Source excerpt
*-*-*

A t the
end of the day, your enterprise network could make you tear
your hairs out ...
The rapid
development and acceptance of network technologies and applications
to gain a competitive advantage introduces significant traffic
management challenges. Keeping the network "up" is
no longer sufficient: the network must be an active component
in providing enterprise connectivity. Administrators must deliver
predictable and cost-effective performance levels for a diverse
set of corporate stakeholders. With organizations relying on
the Internet and corporate intranets to support core business
processes, network performance has become a bottomline business
metric. In addition, enterprise traffic issues may also impact
the integrity of the corporation's network security.
Without
consistent and reliable performance levels, the network cannot
provide the necessary infrastructure to deliver valuable information
to employees, suppliers, and customers. The result may be missed
business opportunities and lost revenues. The following are
a few examples of network-based performance problems and their
results:
- Customers
cannot access information on the company's web servers quickly
enough, resulting in lost business
- E1/64
kbps leased links are added to accommodate rising bandwidth
needs, but without a noticeable improvement in service
- Each
new network application results in a precipitous drop in performance
- Consolidation
of servers across the backbone results in performance degradation.
In addition
to causing serious business and productivity problems, enterprise
traffic issues may also impact the integrity of the corporation's
network security. All too often, when individual users become
frustrated with unreliable service, they attempt to establish
Internet connectivity outside the corporate infrastructure -
thereby compromising the enterprise security policy and putting
the entire network at risk. Enterprise traffic management is
an on-going challenge because it encompasses a number of variables.

*-*-*

Given records
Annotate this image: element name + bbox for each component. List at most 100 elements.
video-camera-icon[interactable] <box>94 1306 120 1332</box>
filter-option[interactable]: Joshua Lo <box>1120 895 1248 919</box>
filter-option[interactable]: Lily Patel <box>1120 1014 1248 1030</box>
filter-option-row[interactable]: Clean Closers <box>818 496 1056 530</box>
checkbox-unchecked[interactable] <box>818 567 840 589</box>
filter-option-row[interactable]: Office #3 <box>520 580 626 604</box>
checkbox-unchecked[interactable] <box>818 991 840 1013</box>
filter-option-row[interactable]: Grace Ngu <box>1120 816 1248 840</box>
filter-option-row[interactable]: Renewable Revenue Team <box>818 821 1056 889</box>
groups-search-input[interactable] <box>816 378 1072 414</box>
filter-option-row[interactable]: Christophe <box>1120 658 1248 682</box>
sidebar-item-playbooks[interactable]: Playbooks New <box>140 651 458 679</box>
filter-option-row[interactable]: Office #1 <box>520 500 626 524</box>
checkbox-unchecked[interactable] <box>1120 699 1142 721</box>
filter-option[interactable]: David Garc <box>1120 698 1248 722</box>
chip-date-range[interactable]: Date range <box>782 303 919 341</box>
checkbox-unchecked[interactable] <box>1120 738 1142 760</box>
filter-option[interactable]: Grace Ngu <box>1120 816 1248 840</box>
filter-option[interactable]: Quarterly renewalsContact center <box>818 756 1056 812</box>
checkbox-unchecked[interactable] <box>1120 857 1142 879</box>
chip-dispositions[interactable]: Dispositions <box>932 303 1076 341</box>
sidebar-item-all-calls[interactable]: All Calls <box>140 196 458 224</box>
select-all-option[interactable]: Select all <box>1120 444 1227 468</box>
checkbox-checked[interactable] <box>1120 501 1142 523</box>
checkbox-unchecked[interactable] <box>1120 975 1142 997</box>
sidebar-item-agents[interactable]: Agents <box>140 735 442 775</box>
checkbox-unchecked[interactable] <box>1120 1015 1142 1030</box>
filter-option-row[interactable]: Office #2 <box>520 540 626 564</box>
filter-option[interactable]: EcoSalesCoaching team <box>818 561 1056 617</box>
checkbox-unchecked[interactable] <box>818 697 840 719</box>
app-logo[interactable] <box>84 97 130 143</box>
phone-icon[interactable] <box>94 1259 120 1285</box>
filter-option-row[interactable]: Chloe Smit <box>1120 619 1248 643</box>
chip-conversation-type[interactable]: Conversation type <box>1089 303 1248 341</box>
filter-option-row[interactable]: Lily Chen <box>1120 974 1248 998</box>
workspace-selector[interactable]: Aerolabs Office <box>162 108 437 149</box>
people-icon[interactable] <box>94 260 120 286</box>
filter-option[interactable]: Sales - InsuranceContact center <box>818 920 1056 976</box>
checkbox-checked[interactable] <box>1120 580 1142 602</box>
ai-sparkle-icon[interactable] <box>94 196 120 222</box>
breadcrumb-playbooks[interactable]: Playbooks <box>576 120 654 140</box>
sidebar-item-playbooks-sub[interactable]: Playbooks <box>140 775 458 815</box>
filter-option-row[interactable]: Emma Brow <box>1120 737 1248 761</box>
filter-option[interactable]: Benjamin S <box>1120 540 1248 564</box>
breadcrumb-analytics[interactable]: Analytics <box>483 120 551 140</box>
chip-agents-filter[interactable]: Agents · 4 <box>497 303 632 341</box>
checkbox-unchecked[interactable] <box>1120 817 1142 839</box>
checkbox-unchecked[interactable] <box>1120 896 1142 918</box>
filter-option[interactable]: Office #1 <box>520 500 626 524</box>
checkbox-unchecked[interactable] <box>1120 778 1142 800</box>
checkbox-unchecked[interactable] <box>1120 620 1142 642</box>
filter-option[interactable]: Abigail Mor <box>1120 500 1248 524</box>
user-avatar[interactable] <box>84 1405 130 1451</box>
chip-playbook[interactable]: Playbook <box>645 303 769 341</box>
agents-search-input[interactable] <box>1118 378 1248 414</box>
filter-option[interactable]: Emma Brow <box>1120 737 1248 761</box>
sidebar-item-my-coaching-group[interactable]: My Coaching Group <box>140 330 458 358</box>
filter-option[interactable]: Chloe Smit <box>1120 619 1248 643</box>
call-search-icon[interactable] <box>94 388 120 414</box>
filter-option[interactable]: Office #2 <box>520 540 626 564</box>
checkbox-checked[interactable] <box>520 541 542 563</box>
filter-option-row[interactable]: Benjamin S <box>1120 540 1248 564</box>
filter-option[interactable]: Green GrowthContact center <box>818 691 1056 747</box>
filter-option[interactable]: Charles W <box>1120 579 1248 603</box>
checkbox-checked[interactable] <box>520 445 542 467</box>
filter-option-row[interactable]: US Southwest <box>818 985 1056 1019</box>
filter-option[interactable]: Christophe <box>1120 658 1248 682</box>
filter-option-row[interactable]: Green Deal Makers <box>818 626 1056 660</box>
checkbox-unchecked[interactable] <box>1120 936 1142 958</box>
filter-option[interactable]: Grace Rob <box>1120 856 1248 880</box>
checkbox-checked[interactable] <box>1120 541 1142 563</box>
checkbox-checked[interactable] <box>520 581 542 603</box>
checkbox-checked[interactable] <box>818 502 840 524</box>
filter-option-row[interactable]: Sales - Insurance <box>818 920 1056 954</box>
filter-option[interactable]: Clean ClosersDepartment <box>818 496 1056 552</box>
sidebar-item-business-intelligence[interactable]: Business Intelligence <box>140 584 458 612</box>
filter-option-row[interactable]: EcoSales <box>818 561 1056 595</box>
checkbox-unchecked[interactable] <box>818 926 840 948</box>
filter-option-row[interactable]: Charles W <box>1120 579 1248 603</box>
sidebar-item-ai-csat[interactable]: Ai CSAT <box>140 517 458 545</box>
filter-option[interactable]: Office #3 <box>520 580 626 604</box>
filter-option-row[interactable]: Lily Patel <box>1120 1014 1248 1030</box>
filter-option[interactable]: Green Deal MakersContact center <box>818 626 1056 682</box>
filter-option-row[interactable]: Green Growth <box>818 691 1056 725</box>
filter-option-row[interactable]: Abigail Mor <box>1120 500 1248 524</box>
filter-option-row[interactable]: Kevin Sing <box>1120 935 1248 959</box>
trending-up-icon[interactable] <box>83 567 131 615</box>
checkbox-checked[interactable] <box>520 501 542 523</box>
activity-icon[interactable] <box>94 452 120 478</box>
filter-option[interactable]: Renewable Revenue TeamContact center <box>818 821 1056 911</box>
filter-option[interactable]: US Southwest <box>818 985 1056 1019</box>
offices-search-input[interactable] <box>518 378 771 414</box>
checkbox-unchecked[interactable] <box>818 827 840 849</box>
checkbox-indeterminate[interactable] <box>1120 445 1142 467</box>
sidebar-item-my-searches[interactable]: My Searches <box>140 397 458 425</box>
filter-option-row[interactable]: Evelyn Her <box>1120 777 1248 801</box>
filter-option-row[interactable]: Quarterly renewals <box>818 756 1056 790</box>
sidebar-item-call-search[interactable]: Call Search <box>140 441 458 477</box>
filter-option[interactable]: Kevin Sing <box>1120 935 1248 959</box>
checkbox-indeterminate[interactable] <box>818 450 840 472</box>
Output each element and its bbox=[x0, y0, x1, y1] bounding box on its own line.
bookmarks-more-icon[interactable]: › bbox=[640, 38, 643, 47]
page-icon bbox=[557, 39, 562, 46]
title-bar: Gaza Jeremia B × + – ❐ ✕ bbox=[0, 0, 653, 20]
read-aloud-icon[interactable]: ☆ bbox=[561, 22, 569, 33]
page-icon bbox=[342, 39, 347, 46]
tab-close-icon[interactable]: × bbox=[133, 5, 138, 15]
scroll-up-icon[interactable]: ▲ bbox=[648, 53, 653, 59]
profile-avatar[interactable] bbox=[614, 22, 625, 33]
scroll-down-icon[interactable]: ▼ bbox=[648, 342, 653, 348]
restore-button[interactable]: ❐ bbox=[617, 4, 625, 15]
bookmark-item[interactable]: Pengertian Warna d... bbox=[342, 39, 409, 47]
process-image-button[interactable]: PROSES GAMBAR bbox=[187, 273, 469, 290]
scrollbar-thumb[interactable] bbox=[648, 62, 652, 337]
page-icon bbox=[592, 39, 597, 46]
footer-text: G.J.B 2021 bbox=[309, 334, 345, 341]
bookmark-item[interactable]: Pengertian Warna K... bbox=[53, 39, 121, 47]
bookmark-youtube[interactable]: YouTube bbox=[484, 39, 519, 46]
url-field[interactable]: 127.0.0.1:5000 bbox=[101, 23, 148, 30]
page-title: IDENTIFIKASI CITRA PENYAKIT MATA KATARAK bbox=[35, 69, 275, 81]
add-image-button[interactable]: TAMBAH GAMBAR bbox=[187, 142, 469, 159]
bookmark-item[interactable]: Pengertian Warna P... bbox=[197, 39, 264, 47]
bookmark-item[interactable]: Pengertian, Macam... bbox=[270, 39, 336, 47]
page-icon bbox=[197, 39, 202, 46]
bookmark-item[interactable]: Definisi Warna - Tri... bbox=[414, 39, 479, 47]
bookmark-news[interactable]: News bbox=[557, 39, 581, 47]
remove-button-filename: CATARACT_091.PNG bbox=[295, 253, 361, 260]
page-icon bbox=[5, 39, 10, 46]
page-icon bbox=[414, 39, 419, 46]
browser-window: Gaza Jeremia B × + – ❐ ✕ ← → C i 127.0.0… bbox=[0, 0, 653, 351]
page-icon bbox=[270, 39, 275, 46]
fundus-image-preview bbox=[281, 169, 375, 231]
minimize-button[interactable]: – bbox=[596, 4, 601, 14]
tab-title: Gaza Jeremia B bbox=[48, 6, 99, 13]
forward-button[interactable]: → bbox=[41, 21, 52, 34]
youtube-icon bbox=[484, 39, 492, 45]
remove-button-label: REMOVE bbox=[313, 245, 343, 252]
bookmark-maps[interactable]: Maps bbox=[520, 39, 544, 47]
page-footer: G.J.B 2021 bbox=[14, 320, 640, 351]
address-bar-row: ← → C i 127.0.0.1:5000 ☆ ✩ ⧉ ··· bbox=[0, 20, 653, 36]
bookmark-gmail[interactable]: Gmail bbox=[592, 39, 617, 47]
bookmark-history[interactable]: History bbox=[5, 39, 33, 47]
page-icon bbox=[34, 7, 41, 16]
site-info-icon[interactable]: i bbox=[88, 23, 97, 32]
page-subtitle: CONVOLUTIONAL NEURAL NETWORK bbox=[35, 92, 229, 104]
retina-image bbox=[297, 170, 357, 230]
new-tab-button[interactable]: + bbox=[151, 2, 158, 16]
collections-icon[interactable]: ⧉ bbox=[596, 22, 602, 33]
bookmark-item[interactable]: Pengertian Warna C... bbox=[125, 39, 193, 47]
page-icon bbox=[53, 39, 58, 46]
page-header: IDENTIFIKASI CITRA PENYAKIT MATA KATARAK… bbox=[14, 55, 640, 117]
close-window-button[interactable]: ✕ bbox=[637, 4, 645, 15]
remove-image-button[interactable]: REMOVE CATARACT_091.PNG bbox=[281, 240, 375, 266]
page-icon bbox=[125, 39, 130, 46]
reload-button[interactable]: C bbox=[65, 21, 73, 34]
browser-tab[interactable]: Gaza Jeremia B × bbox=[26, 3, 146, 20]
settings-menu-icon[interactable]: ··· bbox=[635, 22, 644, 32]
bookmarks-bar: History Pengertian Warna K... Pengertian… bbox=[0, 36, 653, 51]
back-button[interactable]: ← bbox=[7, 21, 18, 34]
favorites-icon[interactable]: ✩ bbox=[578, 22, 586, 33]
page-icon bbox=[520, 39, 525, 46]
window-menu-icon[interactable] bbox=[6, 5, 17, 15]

*-*-*

Short task A
In the article on enterprise network traffic, rewrite the paragraph beginning "In addition to causing serious business" as a short bulleted list that keeps its main facts.
Short task B
Copy out the rows word for word, everything from the first row down to the one containing "sidebar-item-all-calls[interactable]: All Calls", both included.

Exercise answer A
- Enterprise traffic issues cause serious business and productivity problems and may also affect the integrity of the corporation's network security.
- Users frustrated with unreliable service often try to set up Internet connectivity outside the corporate infrastructure.
- Doing so compromises the enterprise security policy and puts the entire network at risk.
- Enterprise traffic management is an ongoing challenge because it involves a number of variables.

Exercise answer B
Annotate this image: element name + bbox for each component. List at most 100 elements.
video-camera-icon[interactable] <box>94 1306 120 1332</box>
filter-option[interactable]: Joshua Lo <box>1120 895 1248 919</box>
filter-option[interactable]: Lily Patel <box>1120 1014 1248 1030</box>
filter-option-row[interactable]: Clean Closers <box>818 496 1056 530</box>
checkbox-unchecked[interactable] <box>818 567 840 589</box>
filter-option-row[interactable]: Office #3 <box>520 580 626 604</box>
checkbox-unchecked[interactable] <box>818 991 840 1013</box>
filter-option-row[interactable]: Grace Ngu <box>1120 816 1248 840</box>
filter-option-row[interactable]: Renewable Revenue Team <box>818 821 1056 889</box>
groups-search-input[interactable] <box>816 378 1072 414</box>
filter-option-row[interactable]: Christophe <box>1120 658 1248 682</box>
sidebar-item-playbooks[interactable]: Playbooks New <box>140 651 458 679</box>
filter-option-row[interactable]: Office #1 <box>520 500 626 524</box>
checkbox-unchecked[interactable] <box>1120 699 1142 721</box>
filter-option[interactable]: David Garc <box>1120 698 1248 722</box>
chip-date-range[interactable]: Date range <box>782 303 919 341</box>
checkbox-unchecked[interactable] <box>1120 738 1142 760</box>
filter-option[interactable]: Grace Ngu <box>1120 816 1248 840</box>
filter-option[interactable]: Quarterly renewalsContact center <box>818 756 1056 812</box>
checkbox-unchecked[interactable] <box>1120 857 1142 879</box>
chip-dispositions[interactable]: Dispositions <box>932 303 1076 341</box>
sidebar-item-all-calls[interactable]: All Calls <box>140 196 458 224</box>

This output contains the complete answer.